▶ _Lista de tareas_:
A) Indica si cada afirmación concuerda con el fragmento sobre el déficit exterior español: (i) España llegó en 2008 a un déficit por cuenta corriente de alrededor del 10% del PIB; (ii) la economía española presenta tasas de inflación por debajo de la media de la Eurozona; (iii) a principio de los noventa hubo tres devaluaciones sucesivas. Responde sí o no y cita literalmente las palabras del fragmento que lo deciden.
B) Escribe la continuación del fragmento sobre el déficit exterior español a partir de su última oración.

▶ _Fragmento seleccionado_:
::::
Algunas naciones, entre las que se encuentra España, llegaron a alcanzar en 2008 un déficit en la balanza por cuenta corriente de alrededor del 10% del PIB. En nuestro país, el sector exterior ha sido siempre un factor de estrangulamiento de la actividad económica y del crecimiento, por lo que ha resultado preciso realinear cada cierto tiempo el tipo de cambio consiguiendo así que nuestra economía volviese a ser competitiva en el mercado exterior. La última vez, a principio de los noventa con cuatro devaluaciones sucesivas que fueron las que permitieron salir de la crisis.

 

Algunos, principalmente desde la esfera académica, sitúan como alternativa a la devaluación monetaria, de cara a recuperar la competitividad perdida, la deflación salarial. Sin duda, este último procedimiento es mucho más injusto puesto que hace recaer todo el peso del ajuste sobre los trabajadores y, además, de forma muy desigual; pero es que encima es muy dudoso que pueda funcionar. En primer lugar, porque tanto salarios como precios son resistentes a la baja y aunque las retribuciones de los trabajadores se reduzcan como efecto de la crisis, tal como está ocurriendo, resulta altamente improbable que puedan absorber una minoración tan elevada como la que representaría una devaluación de la moneda. Por otra parte, no hay ninguna garantía de que la disminución de las rentas salariales se traslade a precios. Más bien lo que se ha constatado, tanto antes como después de la crisis, es más bien lo contrario. Aun en los momentos presentes, la economía española continúa presentando tasas de inflación por encima de la media de la Eurozona.

 

Es cierto que en estos últimos años el déficit exterior se ha corregido de forma significativa, del 10 al 4%, lo que representa sin duda un cambio cuantitativamente muy importante, aun cuando el 4% siga siendo un nivel muy elevado, como indica el hecho de que el 3%, porcentaje al que ascendía esta variable a principio de los noventa, nos pareciese entonces insostenible y debía de serlo cuando forzó cuatro devaluaciones.
::::
▶ _Datos para examinar_:

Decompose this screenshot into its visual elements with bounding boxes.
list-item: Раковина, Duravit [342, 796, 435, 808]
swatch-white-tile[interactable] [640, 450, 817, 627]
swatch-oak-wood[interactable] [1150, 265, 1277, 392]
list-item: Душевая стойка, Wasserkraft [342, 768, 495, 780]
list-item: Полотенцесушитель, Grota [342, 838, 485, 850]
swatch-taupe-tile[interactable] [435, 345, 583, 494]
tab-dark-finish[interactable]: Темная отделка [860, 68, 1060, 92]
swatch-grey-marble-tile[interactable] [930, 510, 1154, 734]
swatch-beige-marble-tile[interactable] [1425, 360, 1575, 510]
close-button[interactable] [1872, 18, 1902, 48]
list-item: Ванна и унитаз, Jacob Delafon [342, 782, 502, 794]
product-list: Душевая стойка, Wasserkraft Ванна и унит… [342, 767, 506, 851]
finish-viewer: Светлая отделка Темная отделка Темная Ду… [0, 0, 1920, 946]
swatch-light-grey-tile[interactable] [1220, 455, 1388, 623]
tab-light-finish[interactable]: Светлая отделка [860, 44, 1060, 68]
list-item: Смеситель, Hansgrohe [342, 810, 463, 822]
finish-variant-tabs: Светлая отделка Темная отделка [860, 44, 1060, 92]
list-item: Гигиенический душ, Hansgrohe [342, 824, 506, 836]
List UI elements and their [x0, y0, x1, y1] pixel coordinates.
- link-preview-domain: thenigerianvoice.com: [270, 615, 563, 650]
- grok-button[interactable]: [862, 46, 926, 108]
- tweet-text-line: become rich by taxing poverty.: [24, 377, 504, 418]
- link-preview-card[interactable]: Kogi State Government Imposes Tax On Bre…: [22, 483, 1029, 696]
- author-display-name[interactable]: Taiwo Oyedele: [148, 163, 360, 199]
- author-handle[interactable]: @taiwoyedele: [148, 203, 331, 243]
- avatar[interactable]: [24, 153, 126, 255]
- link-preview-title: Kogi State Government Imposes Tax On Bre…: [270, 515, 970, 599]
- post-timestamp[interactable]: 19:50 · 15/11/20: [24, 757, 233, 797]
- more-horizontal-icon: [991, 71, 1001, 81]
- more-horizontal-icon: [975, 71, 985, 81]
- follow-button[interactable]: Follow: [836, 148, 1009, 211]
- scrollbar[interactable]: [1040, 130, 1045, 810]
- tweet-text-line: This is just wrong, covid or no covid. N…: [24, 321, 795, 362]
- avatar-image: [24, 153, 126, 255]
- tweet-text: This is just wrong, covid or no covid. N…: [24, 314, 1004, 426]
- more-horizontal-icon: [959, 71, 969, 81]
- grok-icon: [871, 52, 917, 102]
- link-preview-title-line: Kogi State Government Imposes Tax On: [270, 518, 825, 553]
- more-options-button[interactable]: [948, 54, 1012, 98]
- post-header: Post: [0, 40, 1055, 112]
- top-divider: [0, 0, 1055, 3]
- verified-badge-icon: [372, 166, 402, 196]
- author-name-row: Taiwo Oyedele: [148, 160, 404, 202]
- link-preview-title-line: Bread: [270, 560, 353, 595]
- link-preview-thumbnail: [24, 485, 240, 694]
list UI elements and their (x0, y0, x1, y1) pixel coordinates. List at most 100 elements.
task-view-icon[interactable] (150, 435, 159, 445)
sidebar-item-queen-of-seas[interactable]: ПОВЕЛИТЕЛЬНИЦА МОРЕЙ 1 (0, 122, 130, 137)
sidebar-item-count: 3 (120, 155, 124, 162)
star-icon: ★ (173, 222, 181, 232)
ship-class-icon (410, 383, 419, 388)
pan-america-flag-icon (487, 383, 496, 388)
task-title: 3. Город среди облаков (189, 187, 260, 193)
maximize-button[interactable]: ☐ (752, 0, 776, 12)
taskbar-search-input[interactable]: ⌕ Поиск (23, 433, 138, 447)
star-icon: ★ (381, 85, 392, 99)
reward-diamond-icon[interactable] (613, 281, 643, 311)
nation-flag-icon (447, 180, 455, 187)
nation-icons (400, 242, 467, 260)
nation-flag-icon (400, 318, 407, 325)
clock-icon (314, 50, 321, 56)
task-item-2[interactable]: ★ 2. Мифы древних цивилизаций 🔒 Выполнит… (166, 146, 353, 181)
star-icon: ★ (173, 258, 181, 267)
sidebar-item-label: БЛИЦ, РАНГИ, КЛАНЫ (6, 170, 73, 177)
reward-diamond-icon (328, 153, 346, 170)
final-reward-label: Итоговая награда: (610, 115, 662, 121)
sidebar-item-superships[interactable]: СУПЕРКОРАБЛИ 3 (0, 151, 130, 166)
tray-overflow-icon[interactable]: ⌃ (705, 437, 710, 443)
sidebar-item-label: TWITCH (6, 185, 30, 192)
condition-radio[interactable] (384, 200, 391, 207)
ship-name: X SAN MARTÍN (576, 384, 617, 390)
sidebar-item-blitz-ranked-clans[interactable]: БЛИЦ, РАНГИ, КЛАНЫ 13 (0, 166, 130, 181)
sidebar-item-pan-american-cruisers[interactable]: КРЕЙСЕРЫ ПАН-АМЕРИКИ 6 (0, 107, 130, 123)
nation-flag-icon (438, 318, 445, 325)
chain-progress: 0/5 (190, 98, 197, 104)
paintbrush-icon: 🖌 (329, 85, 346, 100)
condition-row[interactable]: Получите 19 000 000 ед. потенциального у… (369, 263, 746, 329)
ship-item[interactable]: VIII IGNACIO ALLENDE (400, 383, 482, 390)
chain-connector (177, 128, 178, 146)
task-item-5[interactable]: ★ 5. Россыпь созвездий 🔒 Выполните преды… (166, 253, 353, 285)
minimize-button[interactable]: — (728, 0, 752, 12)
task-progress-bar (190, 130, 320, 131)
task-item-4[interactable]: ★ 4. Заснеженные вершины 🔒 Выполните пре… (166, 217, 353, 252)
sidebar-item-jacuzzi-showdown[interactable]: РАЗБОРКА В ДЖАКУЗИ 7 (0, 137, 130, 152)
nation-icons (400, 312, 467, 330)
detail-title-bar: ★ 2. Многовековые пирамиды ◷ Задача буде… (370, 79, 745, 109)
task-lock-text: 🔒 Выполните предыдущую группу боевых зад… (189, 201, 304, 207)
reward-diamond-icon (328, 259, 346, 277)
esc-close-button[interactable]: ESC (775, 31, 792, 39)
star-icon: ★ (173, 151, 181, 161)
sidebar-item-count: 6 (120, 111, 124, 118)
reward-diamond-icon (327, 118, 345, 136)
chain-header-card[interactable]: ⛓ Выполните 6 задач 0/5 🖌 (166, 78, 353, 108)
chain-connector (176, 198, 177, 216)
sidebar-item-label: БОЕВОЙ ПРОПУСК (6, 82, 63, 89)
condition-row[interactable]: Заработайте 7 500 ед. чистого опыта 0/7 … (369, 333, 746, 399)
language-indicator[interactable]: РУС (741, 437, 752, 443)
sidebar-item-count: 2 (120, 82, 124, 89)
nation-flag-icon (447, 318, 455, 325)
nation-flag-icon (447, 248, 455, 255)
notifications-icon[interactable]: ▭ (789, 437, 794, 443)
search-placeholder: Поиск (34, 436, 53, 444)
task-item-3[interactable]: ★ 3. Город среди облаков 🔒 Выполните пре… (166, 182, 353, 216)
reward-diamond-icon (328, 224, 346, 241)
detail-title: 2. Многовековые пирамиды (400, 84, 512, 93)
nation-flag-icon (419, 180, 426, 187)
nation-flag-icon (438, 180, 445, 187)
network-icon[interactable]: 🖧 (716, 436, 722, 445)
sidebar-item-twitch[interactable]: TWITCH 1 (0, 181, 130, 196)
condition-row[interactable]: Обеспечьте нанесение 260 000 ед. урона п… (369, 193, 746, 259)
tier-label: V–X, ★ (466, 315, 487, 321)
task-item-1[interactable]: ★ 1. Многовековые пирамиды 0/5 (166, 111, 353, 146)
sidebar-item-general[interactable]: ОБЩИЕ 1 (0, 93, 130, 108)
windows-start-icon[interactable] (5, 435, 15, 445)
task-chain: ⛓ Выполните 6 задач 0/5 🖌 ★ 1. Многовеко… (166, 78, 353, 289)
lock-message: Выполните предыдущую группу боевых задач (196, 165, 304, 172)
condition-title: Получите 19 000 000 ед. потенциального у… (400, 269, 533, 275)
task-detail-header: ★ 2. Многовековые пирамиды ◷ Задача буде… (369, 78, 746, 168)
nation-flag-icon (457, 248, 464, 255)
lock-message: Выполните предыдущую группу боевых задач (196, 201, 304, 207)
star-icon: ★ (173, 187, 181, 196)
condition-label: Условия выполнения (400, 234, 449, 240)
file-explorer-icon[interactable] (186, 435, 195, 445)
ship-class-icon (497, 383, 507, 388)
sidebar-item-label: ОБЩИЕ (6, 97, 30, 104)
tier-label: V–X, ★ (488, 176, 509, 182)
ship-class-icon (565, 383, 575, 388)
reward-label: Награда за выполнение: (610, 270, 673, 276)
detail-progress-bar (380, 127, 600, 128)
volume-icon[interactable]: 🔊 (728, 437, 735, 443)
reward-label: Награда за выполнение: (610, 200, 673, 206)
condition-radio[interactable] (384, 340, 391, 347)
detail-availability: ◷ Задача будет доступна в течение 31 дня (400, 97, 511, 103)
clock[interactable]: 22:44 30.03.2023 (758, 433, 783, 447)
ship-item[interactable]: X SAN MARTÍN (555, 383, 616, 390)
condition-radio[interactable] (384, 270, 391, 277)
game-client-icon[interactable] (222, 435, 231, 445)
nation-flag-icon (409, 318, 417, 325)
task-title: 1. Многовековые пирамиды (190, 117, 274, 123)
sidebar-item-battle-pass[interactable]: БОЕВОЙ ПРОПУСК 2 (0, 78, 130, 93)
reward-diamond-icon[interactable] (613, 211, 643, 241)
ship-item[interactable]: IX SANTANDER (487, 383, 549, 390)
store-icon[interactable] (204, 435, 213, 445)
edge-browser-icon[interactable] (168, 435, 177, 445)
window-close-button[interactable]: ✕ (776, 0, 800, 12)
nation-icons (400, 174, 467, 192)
::::
▶ _Conjunto de respuestas_:
A)
(i) Sí: «llegaron a alcanzar en 2008 un déficit en la balanza por cuenta corriente de alrededor del 10% del PIB».
(ii) No: «continúa presentando tasas de inflación por encima de la media de la Eurozona».
(iii) No: «con cuatro devaluaciones sucesivas».

B)
Con todo, lo más grave es que esta sustancial reducción del déficit exterior tiene como principal, si no como única, causa el estancamiento económico. Son la atonía y el débil pulso de la demanda interna los que, de un lado, fuerzan a los empresarios a salir a los mercados exteriores intensificando las exportaciones y, de otro y quizá lo más importante, a que las importaciones se reduzcan drásticamente. Pero bastará el mínimo atisbo de recuperación de la economía para que de nuevo se dispare el déficit de la balanza de pagos y el sector exterior actúe una vez más como estrangulador del crecimiento económico.

 

Por lo que se ve, la única alternativa a la devaluación pasa por el estancamiento de la actividad, cuando no por una permanente recesión, por niveles de desempleo inasumibles a medio plazo, caída de la recaudación fiscal, incremento del déficit público, especulación contra la deuda, reducción de salarios y destrucción progresiva de lo poco que queda del Estado de bienestar. ¿Constituye este panorama una verdadera alternativa?

 

Hay quien señala los inconvenientes que presentan las devaluaciones. Qué duda cabe que, como todas las medicinas, son amargas, pero totalmente necesarias llegado a cierto punto de la enfermedad. En esta ocasión, al tener que abandonar el euro, los problemas se multiplican casi exponencialmente, comenzando porque, en su ceguera, los padres de la criatura no previeron ni determinaron ningún procedimiento de marcha atrás. Pero lo que no puede ser, no puede ser y además es imposible… Esos problemas, sin embargo, deberemos dejarlos para hablar de ellos  la próxima semana.